** start PROVIDED DATA **

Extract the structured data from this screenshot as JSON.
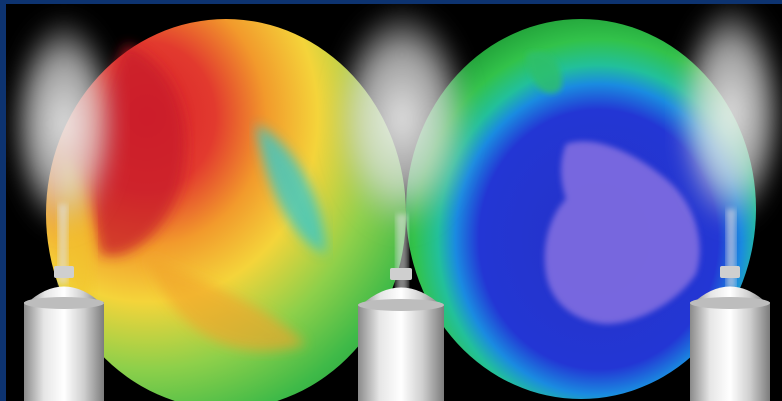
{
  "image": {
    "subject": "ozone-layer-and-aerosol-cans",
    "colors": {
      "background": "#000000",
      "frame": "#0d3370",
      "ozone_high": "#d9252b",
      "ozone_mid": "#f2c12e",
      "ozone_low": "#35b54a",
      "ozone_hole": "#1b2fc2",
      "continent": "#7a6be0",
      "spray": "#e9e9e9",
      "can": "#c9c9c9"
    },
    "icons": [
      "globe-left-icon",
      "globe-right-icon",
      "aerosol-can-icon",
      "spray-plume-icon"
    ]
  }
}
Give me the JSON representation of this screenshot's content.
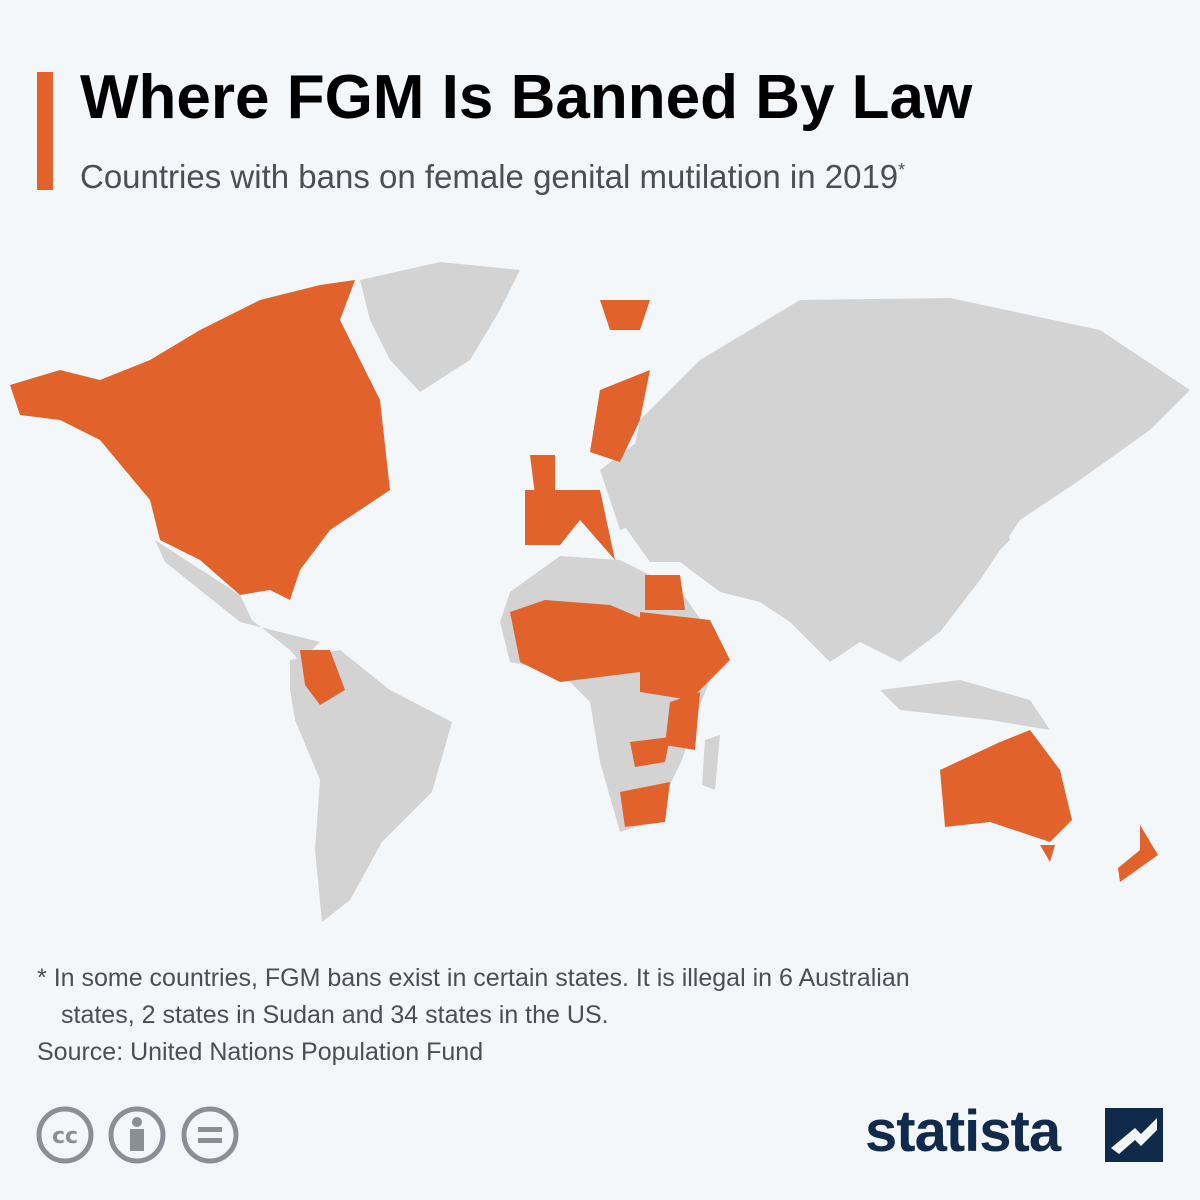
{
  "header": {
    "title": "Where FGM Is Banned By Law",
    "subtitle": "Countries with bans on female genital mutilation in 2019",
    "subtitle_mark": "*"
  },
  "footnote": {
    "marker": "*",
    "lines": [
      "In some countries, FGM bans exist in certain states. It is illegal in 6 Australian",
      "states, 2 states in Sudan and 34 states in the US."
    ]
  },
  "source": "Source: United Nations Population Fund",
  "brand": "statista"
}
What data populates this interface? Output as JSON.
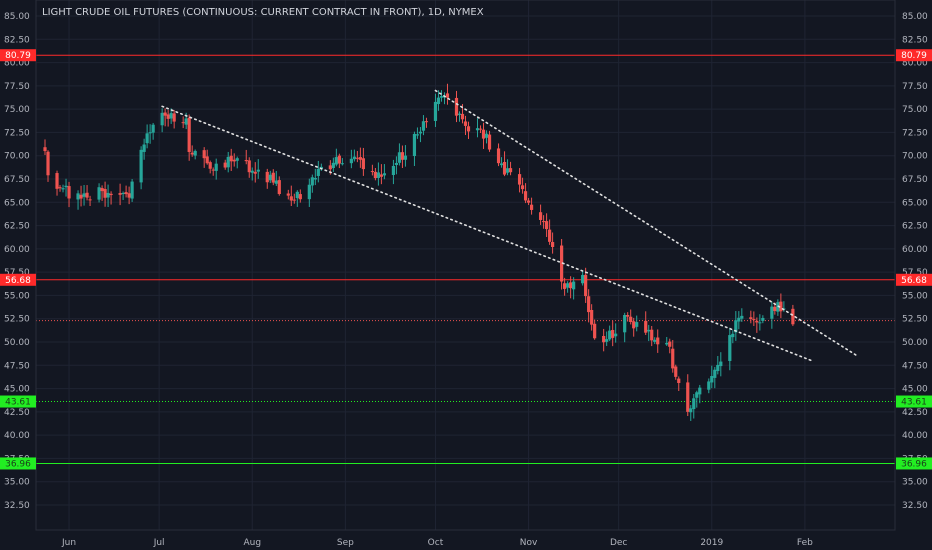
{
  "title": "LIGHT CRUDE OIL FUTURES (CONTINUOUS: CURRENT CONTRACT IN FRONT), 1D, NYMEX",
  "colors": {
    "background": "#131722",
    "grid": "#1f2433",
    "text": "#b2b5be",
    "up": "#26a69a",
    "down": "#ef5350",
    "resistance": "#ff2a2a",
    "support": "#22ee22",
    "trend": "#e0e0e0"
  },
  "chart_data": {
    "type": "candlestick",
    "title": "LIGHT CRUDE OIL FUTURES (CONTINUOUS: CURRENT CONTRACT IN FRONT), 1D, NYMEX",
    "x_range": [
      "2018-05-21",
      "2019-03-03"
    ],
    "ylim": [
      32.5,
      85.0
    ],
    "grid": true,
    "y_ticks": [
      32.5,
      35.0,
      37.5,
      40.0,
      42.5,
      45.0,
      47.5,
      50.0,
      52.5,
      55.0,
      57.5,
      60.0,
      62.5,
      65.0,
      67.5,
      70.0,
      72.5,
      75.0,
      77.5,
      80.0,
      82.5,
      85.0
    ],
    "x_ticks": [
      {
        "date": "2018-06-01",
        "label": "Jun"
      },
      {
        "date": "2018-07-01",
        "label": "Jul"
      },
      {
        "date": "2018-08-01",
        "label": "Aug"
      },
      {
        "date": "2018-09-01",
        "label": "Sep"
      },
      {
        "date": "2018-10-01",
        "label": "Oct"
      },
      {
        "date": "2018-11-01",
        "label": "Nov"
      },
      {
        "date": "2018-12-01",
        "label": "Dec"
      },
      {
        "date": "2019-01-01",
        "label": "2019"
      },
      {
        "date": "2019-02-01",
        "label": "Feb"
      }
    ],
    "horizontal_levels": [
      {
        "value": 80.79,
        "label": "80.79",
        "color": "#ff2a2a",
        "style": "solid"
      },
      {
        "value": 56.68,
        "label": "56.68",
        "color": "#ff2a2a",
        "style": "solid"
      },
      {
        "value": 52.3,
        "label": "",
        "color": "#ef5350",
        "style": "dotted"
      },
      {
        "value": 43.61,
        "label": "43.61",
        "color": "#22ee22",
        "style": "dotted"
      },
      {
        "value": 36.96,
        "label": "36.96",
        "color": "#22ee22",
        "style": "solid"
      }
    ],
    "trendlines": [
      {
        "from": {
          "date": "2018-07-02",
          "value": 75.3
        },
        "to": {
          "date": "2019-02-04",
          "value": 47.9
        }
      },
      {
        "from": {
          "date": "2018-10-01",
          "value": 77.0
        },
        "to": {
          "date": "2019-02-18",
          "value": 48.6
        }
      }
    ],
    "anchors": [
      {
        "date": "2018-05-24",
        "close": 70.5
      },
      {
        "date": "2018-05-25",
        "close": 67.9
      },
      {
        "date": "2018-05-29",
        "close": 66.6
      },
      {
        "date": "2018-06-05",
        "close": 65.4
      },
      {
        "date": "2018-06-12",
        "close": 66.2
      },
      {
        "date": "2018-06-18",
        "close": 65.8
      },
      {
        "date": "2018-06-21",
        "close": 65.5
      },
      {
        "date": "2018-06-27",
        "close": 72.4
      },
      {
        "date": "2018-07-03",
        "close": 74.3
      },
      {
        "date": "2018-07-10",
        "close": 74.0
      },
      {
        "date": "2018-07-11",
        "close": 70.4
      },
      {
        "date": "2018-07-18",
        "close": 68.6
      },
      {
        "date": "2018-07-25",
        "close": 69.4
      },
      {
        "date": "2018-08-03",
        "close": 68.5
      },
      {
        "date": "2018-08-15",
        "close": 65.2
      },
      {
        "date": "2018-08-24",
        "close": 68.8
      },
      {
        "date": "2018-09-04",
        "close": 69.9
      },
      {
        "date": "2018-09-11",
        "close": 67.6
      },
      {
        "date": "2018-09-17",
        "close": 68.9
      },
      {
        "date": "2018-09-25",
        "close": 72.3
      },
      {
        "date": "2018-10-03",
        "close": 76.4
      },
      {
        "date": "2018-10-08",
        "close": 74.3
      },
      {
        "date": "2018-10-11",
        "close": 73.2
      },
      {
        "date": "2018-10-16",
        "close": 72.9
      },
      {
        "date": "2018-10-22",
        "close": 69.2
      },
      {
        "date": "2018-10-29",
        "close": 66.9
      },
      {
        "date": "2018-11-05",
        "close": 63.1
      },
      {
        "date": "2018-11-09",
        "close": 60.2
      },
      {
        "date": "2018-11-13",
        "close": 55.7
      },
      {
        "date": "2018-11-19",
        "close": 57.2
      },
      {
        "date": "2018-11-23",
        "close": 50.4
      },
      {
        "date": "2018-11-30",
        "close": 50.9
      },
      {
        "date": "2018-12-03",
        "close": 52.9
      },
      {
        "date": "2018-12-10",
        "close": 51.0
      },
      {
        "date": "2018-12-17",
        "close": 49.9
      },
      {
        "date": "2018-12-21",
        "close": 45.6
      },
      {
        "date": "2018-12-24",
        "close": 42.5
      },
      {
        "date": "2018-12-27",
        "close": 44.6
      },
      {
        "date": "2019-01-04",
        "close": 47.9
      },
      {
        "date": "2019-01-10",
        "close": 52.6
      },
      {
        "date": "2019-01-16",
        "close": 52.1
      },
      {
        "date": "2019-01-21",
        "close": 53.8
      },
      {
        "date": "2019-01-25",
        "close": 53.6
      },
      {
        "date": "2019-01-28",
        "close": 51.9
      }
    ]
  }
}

** end PROVIDED DATA **

TASK TO COMPLETE:
Search the listing for the string "CONTRACT". Copy each line where it turns up.

REPLY:
  "title": "LIGHT CRUDE OIL FUTURES (CONTINUOUS: CURRENT CONTRACT IN FRONT), 1D, NYMEX",
    "title": "LIGHT CRUDE OIL FUTURES (CONTINUOUS: CURRENT CONTRACT IN FRONT), 1D, NYMEX",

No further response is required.